DATA FOR PROCESSING>
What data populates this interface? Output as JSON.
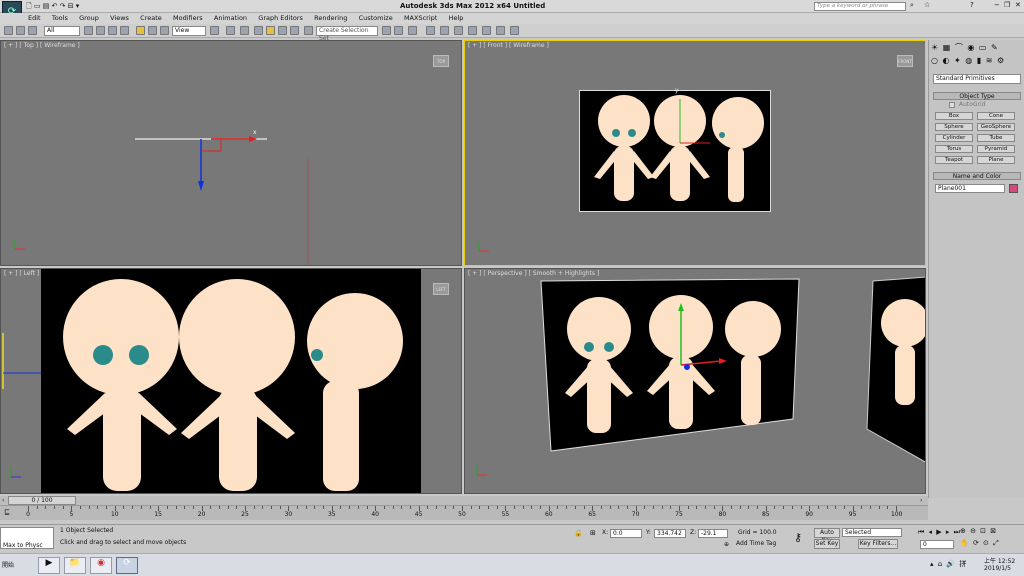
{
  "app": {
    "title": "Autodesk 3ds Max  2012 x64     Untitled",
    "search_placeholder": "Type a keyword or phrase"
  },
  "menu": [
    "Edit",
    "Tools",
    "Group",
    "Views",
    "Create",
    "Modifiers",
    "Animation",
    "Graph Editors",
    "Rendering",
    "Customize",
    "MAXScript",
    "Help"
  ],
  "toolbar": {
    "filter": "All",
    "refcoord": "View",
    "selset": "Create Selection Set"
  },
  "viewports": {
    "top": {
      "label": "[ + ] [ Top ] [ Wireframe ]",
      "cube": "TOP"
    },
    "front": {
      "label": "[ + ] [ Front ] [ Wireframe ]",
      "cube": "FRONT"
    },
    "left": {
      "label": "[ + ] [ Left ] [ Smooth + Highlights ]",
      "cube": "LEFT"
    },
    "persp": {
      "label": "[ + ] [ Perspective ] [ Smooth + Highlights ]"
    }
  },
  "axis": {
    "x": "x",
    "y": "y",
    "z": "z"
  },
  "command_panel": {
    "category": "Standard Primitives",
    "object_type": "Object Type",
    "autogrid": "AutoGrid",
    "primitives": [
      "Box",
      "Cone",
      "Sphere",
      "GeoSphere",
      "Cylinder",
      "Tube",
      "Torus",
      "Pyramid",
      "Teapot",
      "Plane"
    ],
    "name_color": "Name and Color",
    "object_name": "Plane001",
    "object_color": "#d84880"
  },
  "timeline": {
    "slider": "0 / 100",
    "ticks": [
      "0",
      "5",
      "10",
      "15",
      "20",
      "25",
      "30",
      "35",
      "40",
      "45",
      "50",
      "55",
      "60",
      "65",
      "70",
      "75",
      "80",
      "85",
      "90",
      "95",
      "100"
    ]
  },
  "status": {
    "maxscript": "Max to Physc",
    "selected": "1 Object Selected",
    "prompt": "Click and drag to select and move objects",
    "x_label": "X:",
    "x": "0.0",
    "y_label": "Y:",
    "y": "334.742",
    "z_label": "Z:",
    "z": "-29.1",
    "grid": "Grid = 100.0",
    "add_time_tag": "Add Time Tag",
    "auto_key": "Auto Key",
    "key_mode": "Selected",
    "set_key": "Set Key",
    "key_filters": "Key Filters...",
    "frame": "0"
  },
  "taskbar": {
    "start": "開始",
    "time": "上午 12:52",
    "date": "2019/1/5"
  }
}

EXERCISE PROMPT>
Go through the data above and find the lines with the word "Selected". Copy each of those lines.

EXERCISE RESULT>
    "selected": "1 Object Selected",
    "key_mode": "Selected",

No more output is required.